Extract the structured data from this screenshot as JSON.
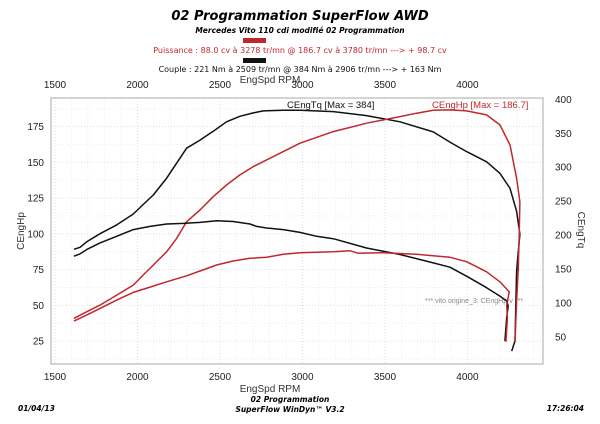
{
  "header": {
    "title": "02 Programmation SuperFlow AWD",
    "subtitle": "Mercedes Vito 110 cdi modifié 02 Programmation",
    "power_line": "Puissance : 88.0 cv à 3278 tr/mn  @  186.7 cv à 3780 tr/mn    ---> + 98.7 cv",
    "torque_line": "Couple : 221 Nm à 2509 tr/mn  @  384 Nm à 2906 tr/mn    ---> + 163 Nm"
  },
  "footer": {
    "date": "01/04/13",
    "brand_line1": "02 Programmation",
    "brand_line2": "SuperFlow WinDyn™ V3.2",
    "time": "17:26:04"
  },
  "chart_data": {
    "type": "line",
    "xlabel": "EngSpd RPM",
    "ylabel_left": "CEngHp",
    "ylabel_right": "CEngTq",
    "xlim": [
      1476,
      4458
    ],
    "ylim_left": [
      9,
      195
    ],
    "ylim_right": [
      10,
      402
    ],
    "x_ticks": [
      1500,
      2000,
      2500,
      3000,
      3500,
      4000
    ],
    "y_ticks_left": [
      25,
      50,
      75,
      100,
      125,
      150,
      175
    ],
    "y_ticks_right": [
      50,
      100,
      150,
      200,
      250,
      300,
      350,
      400
    ],
    "grid": true,
    "legend": [
      {
        "label": "CEngTq [Max = 384]",
        "color": "#111111"
      },
      {
        "label": "CEngHp [Max = 186.7]",
        "color": "#c0282d"
      }
    ],
    "annotation": "*** vito origine_3: CEngHp-v ***",
    "colors": {
      "hp": "#c0282d",
      "tq": "#111111"
    },
    "series": [
      {
        "name": "CEngTq",
        "axis": "right",
        "color": "#111111",
        "points": [
          [
            1615,
            179
          ],
          [
            1652,
            182
          ],
          [
            1692,
            190
          ],
          [
            1773,
            202
          ],
          [
            1874,
            215
          ],
          [
            1975,
            231
          ],
          [
            2035,
            245
          ],
          [
            2096,
            259
          ],
          [
            2177,
            284
          ],
          [
            2238,
            306
          ],
          [
            2298,
            328
          ],
          [
            2379,
            340
          ],
          [
            2459,
            353
          ],
          [
            2540,
            367
          ],
          [
            2621,
            375
          ],
          [
            2702,
            380
          ],
          [
            2763,
            383
          ],
          [
            2884,
            384
          ],
          [
            2985,
            384
          ],
          [
            3187,
            382
          ],
          [
            3389,
            376
          ],
          [
            3591,
            367
          ],
          [
            3793,
            352
          ],
          [
            3894,
            337
          ],
          [
            3995,
            323
          ],
          [
            4116,
            308
          ],
          [
            4197,
            291
          ],
          [
            4258,
            269
          ],
          [
            4298,
            235
          ],
          [
            4318,
            201
          ],
          [
            4308,
            176
          ],
          [
            4298,
            147
          ],
          [
            4294,
            103
          ],
          [
            4288,
            44
          ],
          [
            4268,
            29
          ]
        ]
      },
      {
        "name": "CEngHp",
        "axis": "left",
        "color": "#c0282d",
        "points": [
          [
            1615,
            40.9
          ],
          [
            1692,
            45.5
          ],
          [
            1773,
            50.2
          ],
          [
            1874,
            57.2
          ],
          [
            1975,
            64.2
          ],
          [
            2035,
            71.2
          ],
          [
            2096,
            78.2
          ],
          [
            2177,
            87.5
          ],
          [
            2238,
            96.9
          ],
          [
            2298,
            108.5
          ],
          [
            2379,
            116.7
          ],
          [
            2459,
            126
          ],
          [
            2540,
            134.2
          ],
          [
            2621,
            141.2
          ],
          [
            2702,
            147
          ],
          [
            2783,
            151.7
          ],
          [
            2884,
            157.5
          ],
          [
            2985,
            163.4
          ],
          [
            3187,
            171.5
          ],
          [
            3389,
            177.4
          ],
          [
            3591,
            182
          ],
          [
            3692,
            184.4
          ],
          [
            3793,
            186.5
          ],
          [
            3894,
            186.7
          ],
          [
            3995,
            186
          ],
          [
            4116,
            183.2
          ],
          [
            4197,
            176.2
          ],
          [
            4258,
            162.2
          ],
          [
            4298,
            138.9
          ],
          [
            4318,
            122.5
          ],
          [
            4314,
            99.2
          ],
          [
            4308,
            75.9
          ],
          [
            4298,
            52.5
          ],
          [
            4288,
            24.5
          ]
        ]
      },
      {
        "name": "vito origine_3 CEngTq",
        "axis": "right",
        "color": "#111111",
        "points": [
          [
            1615,
            168.8
          ],
          [
            1652,
            172.2
          ],
          [
            1692,
            178.6
          ],
          [
            1773,
            188.4
          ],
          [
            1874,
            198.2
          ],
          [
            1975,
            208
          ],
          [
            2076,
            212.8
          ],
          [
            2177,
            216.3
          ],
          [
            2278,
            217.2
          ],
          [
            2379,
            218.6
          ],
          [
            2480,
            221.1
          ],
          [
            2580,
            220
          ],
          [
            2682,
            216.3
          ],
          [
            2722,
            212.8
          ],
          [
            2783,
            210.4
          ],
          [
            2884,
            208
          ],
          [
            2985,
            204
          ],
          [
            3086,
            198.2
          ],
          [
            3187,
            194.7
          ],
          [
            3389,
            181
          ],
          [
            3591,
            171.3
          ],
          [
            3793,
            159
          ],
          [
            3894,
            152.6
          ],
          [
            3995,
            139.4
          ],
          [
            4116,
            122.4
          ],
          [
            4197,
            110.1
          ],
          [
            4238,
            102.8
          ],
          [
            4247,
            95.5
          ],
          [
            4238,
            78.5
          ],
          [
            4227,
            44.1
          ]
        ]
      },
      {
        "name": "vito origine_3 CEngHp",
        "axis": "left",
        "color": "#c0282d",
        "points": [
          [
            1615,
            39
          ],
          [
            1692,
            43.2
          ],
          [
            1773,
            47.9
          ],
          [
            1874,
            53.7
          ],
          [
            1975,
            59.1
          ],
          [
            2076,
            62.8
          ],
          [
            2177,
            66.5
          ],
          [
            2298,
            70.7
          ],
          [
            2379,
            74
          ],
          [
            2480,
            78.2
          ],
          [
            2580,
            81
          ],
          [
            2682,
            82.9
          ],
          [
            2783,
            83.6
          ],
          [
            2884,
            85.7
          ],
          [
            2985,
            86.8
          ],
          [
            3187,
            87.5
          ],
          [
            3288,
            88.2
          ],
          [
            3338,
            86.4
          ],
          [
            3490,
            86.8
          ],
          [
            3692,
            85.7
          ],
          [
            3894,
            83.6
          ],
          [
            3995,
            80.5
          ],
          [
            4116,
            73.5
          ],
          [
            4197,
            66.5
          ],
          [
            4253,
            59.5
          ],
          [
            4238,
            50.2
          ],
          [
            4242,
            40.9
          ],
          [
            4233,
            24.5
          ]
        ]
      }
    ]
  }
}
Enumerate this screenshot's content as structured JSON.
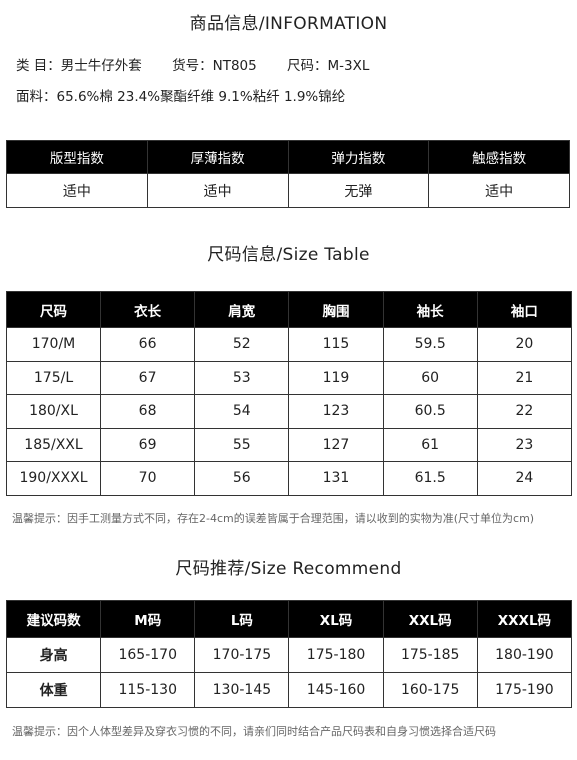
{
  "header": {
    "title": "商品信息/INFORMATION"
  },
  "info": {
    "category": "类 目：男士牛仔外套",
    "item_no": "货号：NT805",
    "size": "尺码：M-3XL",
    "material": "面料：65.6%棉  23.4%聚酯纤维  9.1%粘纤  1.9%锦纶"
  },
  "index_table": {
    "headers": [
      "版型指数",
      "厚薄指数",
      "弹力指数",
      "触感指数"
    ],
    "values": [
      "适中",
      "适中",
      "无弹",
      "适中"
    ]
  },
  "size_table": {
    "title": "尺码信息/Size Table",
    "headers": [
      "尺码",
      "衣长",
      "肩宽",
      "胸围",
      "袖长",
      "袖口"
    ],
    "rows": [
      [
        "170/M",
        "66",
        "52",
        "115",
        "59.5",
        "20"
      ],
      [
        "175/L",
        "67",
        "53",
        "119",
        "60",
        "21"
      ],
      [
        "180/XL",
        "68",
        "54",
        "123",
        "60.5",
        "22"
      ],
      [
        "185/XXL",
        "69",
        "55",
        "127",
        "61",
        "23"
      ],
      [
        "190/XXXL",
        "70",
        "56",
        "131",
        "61.5",
        "24"
      ]
    ],
    "note": "温馨提示：因手工测量方式不同，存在2-4cm的误差皆属于合理范围，请以收到的实物为准(尺寸单位为cm)"
  },
  "recommend_table": {
    "title": "尺码推荐/Size Recommend",
    "headers": [
      "建议码数",
      "M码",
      "L码",
      "XL码",
      "XXL码",
      "XXXL码"
    ],
    "rows": [
      [
        "身高",
        "165-170",
        "170-175",
        "175-180",
        "175-185",
        "180-190"
      ],
      [
        "体重",
        "115-130",
        "130-145",
        "145-160",
        "160-175",
        "175-190"
      ]
    ],
    "note": "温馨提示：因个人体型差异及穿衣习惯的不同，请亲们同时结合产品尺码表和自身习惯选择合适尺码"
  }
}
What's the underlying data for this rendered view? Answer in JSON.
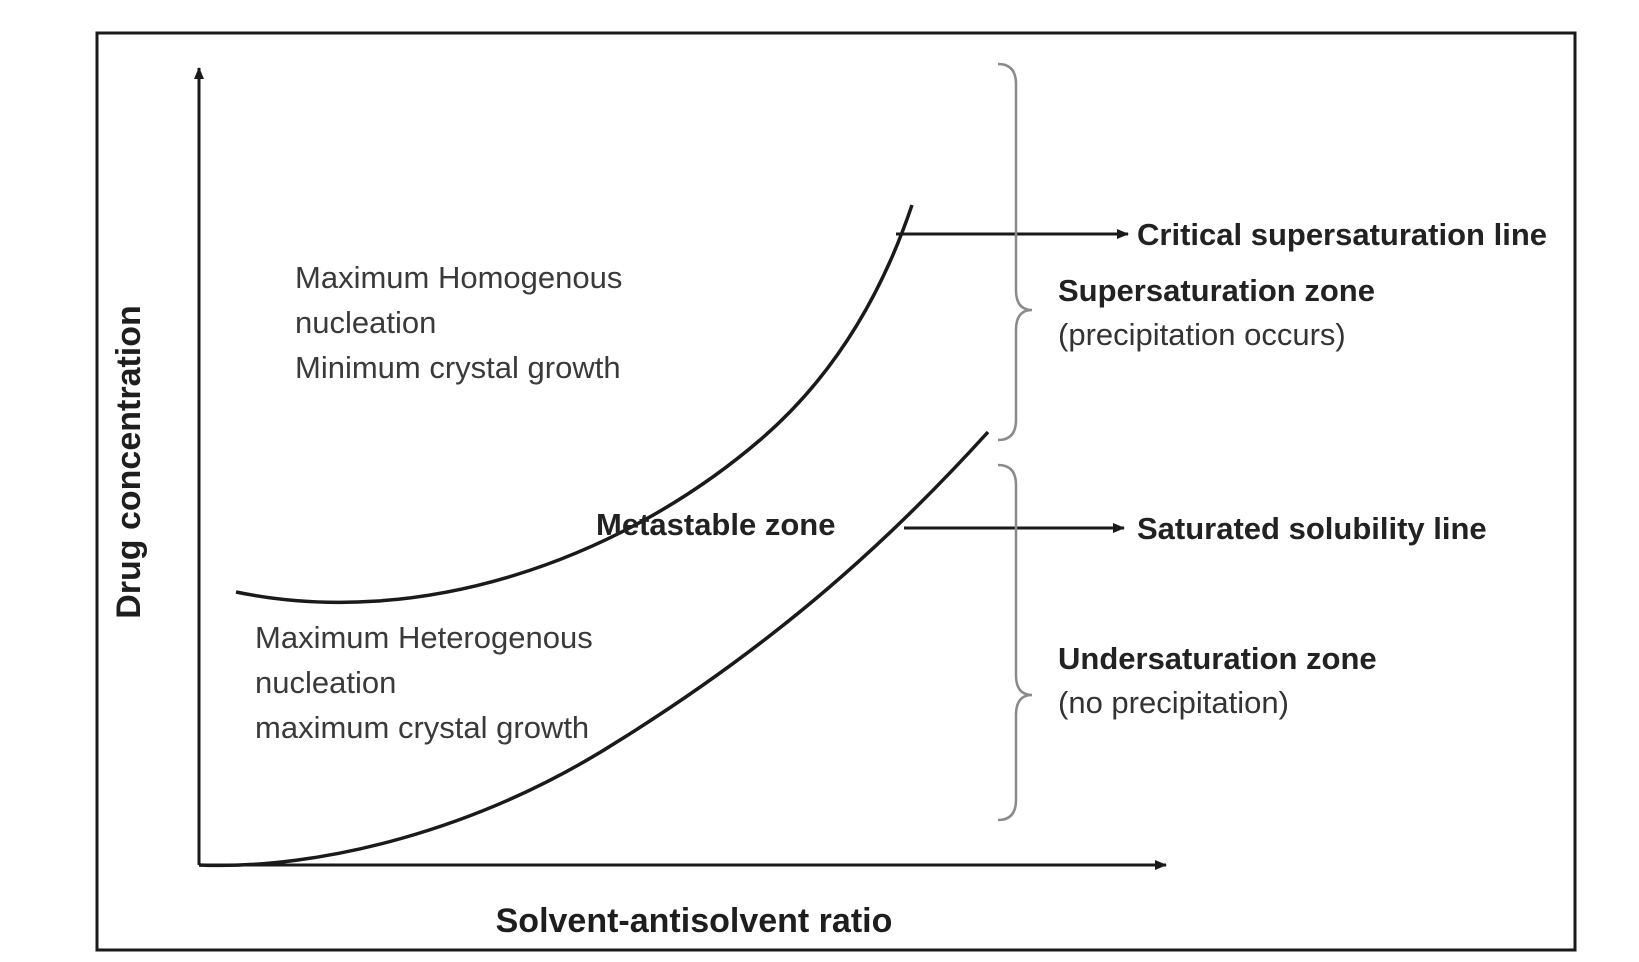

---------------

=== REQUIRED WORK ===
Exactly the lines from the one with "Enumerate this screenshot's" through the end of the listing above are to be repeated, with no pictures.

=== TASK SOLUTION ===
Enumerate this screenshot's content as structured JSON.
{
  "header": {
    "title": "商品信息/INFORMATION"
  },
  "info": {
    "category": "类 目：男士牛仔外套",
    "item_no": "货号：NT805",
    "size": "尺码：M-3XL",
    "material": "面料：65.6%棉  23.4%聚酯纤维  9.1%粘纤  1.9%锦纶"
  },
  "index_table": {
    "headers": [
      "版型指数",
      "厚薄指数",
      "弹力指数",
      "触感指数"
    ],
    "values": [
      "适中",
      "适中",
      "无弹",
      "适中"
    ]
  },
  "size_table": {
    "title": "尺码信息/Size Table",
    "headers": [
      "尺码",
      "衣长",
      "肩宽",
      "胸围",
      "袖长",
      "袖口"
    ],
    "rows": [
      [
        "170/M",
        "66",
        "52",
        "115",
        "59.5",
        "20"
      ],
      [
        "175/L",
        "67",
        "53",
        "119",
        "60",
        "21"
      ],
      [
        "180/XL",
        "68",
        "54",
        "123",
        "60.5",
        "22"
      ],
      [
        "185/XXL",
        "69",
        "55",
        "127",
        "61",
        "23"
      ],
      [
        "190/XXXL",
        "70",
        "56",
        "131",
        "61.5",
        "24"
      ]
    ],
    "note": "温馨提示：因手工测量方式不同，存在2-4cm的误差皆属于合理范围，请以收到的实物为准(尺寸单位为cm)"
  },
  "recommend_table": {
    "title": "尺码推荐/Size Recommend",
    "headers": [
      "建议码数",
      "M码",
      "L码",
      "XL码",
      "XXL码",
      "XXXL码"
    ],
    "rows": [
      [
        "身高",
        "165-170",
        "170-175",
        "175-180",
        "175-185",
        "180-190"
      ],
      [
        "体重",
        "115-130",
        "130-145",
        "145-160",
        "160-175",
        "175-190"
      ]
    ],
    "note": "温馨提示：因个人体型差异及穿衣习惯的不同，请亲们同时结合产品尺码表和自身习惯选择合适尺码"
  }
}
What's the underlying data for this rendered view? Answer in JSON.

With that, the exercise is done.